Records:
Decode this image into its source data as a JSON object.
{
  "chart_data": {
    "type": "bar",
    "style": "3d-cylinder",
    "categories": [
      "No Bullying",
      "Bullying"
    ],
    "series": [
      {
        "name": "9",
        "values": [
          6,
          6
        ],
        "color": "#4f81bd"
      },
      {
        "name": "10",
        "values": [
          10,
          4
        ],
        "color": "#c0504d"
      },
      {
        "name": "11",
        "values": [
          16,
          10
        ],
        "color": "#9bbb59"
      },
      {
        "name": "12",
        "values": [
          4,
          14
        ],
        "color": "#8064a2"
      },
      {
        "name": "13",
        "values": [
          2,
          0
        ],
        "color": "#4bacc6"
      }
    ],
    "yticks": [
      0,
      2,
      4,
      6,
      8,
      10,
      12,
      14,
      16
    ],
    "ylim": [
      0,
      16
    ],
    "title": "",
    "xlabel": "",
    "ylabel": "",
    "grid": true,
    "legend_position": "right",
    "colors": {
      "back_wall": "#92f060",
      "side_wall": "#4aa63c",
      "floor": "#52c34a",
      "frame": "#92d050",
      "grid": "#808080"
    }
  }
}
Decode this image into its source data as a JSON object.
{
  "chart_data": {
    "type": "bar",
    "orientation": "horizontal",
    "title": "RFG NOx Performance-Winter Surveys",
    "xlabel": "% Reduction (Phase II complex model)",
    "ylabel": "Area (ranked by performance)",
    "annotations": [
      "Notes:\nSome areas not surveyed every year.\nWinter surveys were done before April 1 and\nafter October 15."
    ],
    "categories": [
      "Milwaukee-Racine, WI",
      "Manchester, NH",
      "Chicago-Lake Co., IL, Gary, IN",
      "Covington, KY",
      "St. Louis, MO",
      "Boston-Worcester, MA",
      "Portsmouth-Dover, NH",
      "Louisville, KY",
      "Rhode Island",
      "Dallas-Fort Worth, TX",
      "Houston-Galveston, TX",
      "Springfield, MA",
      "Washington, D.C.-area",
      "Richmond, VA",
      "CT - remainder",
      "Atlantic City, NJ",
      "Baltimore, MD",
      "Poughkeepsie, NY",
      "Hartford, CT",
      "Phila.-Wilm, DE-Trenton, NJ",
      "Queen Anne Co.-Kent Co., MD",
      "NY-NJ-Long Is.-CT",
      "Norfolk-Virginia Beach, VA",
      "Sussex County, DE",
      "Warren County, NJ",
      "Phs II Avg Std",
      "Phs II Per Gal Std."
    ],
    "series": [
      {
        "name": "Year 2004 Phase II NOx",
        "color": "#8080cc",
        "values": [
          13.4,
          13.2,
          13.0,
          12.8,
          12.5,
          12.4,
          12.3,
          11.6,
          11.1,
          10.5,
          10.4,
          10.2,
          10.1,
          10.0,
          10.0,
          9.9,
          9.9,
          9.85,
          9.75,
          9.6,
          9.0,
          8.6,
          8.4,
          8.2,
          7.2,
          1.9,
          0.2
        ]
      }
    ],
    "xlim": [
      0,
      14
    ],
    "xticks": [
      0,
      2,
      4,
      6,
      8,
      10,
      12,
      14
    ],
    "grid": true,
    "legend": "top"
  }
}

Exercise instructions: Can you give every line above again, exactly as written?

Expected answer:
Decode this image into its source data as a JSON object.
{
  "chart_data": {
    "type": "bar",
    "style": "3d-cylinder",
    "categories": [
      "No Bullying",
      "Bullying"
    ],
    "series": [
      {
        "name": "9",
        "values": [
          6,
          6
        ],
        "color": "#4f81bd"
      },
      {
        "name": "10",
        "values": [
          10,
          4
        ],
        "color": "#c0504d"
      },
      {
        "name": "11",
        "values": [
          16,
          10
        ],
        "color": "#9bbb59"
      },
      {
        "name": "12",
        "values": [
          4,
          14
        ],
        "color": "#8064a2"
      },
      {
        "name": "13",
        "values": [
          2,
          0
        ],
        "color": "#4bacc6"
      }
    ],
    "yticks": [
      0,
      2,
      4,
      6,
      8,
      10,
      12,
      14,
      16
    ],
    "ylim": [
      0,
      16
    ],
    "title": "",
    "xlabel": "",
    "ylabel": "",
    "grid": true,
    "legend_position": "right",
    "colors": {
      "back_wall": "#92f060",
      "side_wall": "#4aa63c",
      "floor": "#52c34a",
      "frame": "#92d050",
      "grid": "#808080"
    }
  }
}
Decode this image into its source data as a JSON object.
{
  "chart_data": {
    "type": "bar",
    "orientation": "horizontal",
    "title": "RFG NOx Performance-Winter Surveys",
    "xlabel": "% Reduction (Phase II complex model)",
    "ylabel": "Area (ranked by performance)",
    "annotations": [
      "Notes:\nSome areas not surveyed every year.\nWinter surveys were done before April 1 and\nafter October 15."
    ],
    "categories": [
      "Milwaukee-Racine, WI",
      "Manchester, NH",
      "Chicago-Lake Co., IL, Gary, IN",
      "Covington, KY",
      "St. Louis, MO",
      "Boston-Worcester, MA",
      "Portsmouth-Dover, NH",
      "Louisville, KY",
      "Rhode Island",
      "Dallas-Fort Worth, TX",
      "Houston-Galveston, TX",
      "Springfield, MA",
      "Washington, D.C.-area",
      "Richmond, VA",
      "CT - remainder",
      "Atlantic City, NJ",
      "Baltimore, MD",
      "Poughkeepsie, NY",
      "Hartford, CT",
      "Phila.-Wilm, DE-Trenton, NJ",
      "Queen Anne Co.-Kent Co., MD",
      "NY-NJ-Long Is.-CT",
      "Norfolk-Virginia Beach, VA",
      "Sussex County, DE",
      "Warren County, NJ",
      "Phs II Avg Std",
      "Phs II Per Gal Std."
    ],
    "series": [
      {
        "name": "Year 2004 Phase II NOx",
        "color": "#8080cc",
        "values": [
          13.4,
          13.2,
          13.0,
          12.8,
          12.5,
          12.4,
          12.3,
          11.6,
          11.1,
          10.5,
          10.4,
          10.2,
          10.1,
          10.0,
          10.0,
          9.9,
          9.9,
          9.85,
          9.75,
          9.6,
          9.0,
          8.6,
          8.4,
          8.2,
          7.2,
          1.9,
          0.2
        ]
      }
    ],
    "xlim": [
      0,
      14
    ],
    "xticks": [
      0,
      2,
      4,
      6,
      8,
      10,
      12,
      14
    ],
    "grid": true,
    "legend": "top"
  }
}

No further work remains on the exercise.